● **Exercise brief**: The records below need retyping in full; give them again exactly.

● **Data**:

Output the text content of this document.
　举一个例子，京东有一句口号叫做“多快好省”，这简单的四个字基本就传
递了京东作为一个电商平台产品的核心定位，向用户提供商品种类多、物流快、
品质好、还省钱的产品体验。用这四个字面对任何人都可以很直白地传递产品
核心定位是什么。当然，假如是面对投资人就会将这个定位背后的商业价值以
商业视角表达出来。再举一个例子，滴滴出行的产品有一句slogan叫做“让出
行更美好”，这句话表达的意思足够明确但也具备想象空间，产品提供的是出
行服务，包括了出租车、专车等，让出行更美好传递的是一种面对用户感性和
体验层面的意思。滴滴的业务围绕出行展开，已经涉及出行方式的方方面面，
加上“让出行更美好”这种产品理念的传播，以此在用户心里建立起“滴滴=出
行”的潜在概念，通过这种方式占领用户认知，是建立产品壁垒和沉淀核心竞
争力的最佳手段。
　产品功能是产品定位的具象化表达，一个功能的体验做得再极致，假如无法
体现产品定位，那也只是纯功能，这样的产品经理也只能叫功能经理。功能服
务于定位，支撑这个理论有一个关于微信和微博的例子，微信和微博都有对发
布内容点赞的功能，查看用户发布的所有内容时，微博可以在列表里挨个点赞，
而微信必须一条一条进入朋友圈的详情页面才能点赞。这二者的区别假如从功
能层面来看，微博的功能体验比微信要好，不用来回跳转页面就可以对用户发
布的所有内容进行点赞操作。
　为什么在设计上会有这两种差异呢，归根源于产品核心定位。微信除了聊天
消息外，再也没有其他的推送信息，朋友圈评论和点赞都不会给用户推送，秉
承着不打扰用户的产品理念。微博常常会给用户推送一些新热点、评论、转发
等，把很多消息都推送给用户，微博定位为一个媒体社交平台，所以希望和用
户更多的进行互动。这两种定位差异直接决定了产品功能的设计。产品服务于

● **Task result**:
Output the text content of this document.
　举一个例子，京东有一句口号叫做“多快好省”，这简单的四个字基本就传
递了京东作为一个电商平台产品的核心定位，向用户提供商品种类多、物流快、
品质好、还省钱的产品体验。用这四个字面对任何人都可以很直白地传递产品
核心定位是什么。当然，假如是面对投资人就会将这个定位背后的商业价值以
商业视角表达出来。再举一个例子，滴滴出行的产品有一句slogan叫做“让出
行更美好”，这句话表达的意思足够明确但也具备想象空间，产品提供的是出
行服务，包括了出租车、专车等，让出行更美好传递的是一种面对用户感性和
体验层面的意思。滴滴的业务围绕出行展开，已经涉及出行方式的方方面面，
加上“让出行更美好”这种产品理念的传播，以此在用户心里建立起“滴滴=出
行”的潜在概念，通过这种方式占领用户认知，是建立产品壁垒和沉淀核心竞
争力的最佳手段。
　产品功能是产品定位的具象化表达，一个功能的体验做得再极致，假如无法
体现产品定位，那也只是纯功能，这样的产品经理也只能叫功能经理。功能服
务于定位，支撑这个理论有一个关于微信和微博的例子，微信和微博都有对发
布内容点赞的功能，查看用户发布的所有内容时，微博可以在列表里挨个点赞，
而微信必须一条一条进入朋友圈的详情页面才能点赞。这二者的区别假如从功
能层面来看，微博的功能体验比微信要好，不用来回跳转页面就可以对用户发
布的所有内容进行点赞操作。
　为什么在设计上会有这两种差异呢，归根源于产品核心定位。微信除了聊天
消息外，再也没有其他的推送信息，朋友圈评论和点赞都不会给用户推送，秉
承着不打扰用户的产品理念。微博常常会给用户推送一些新热点、评论、转发
等，把很多消息都推送给用户，微博定位为一个媒体社交平台，所以希望和用
户更多的进行互动。这两种定位差异直接决定了产品功能的设计。产品服务于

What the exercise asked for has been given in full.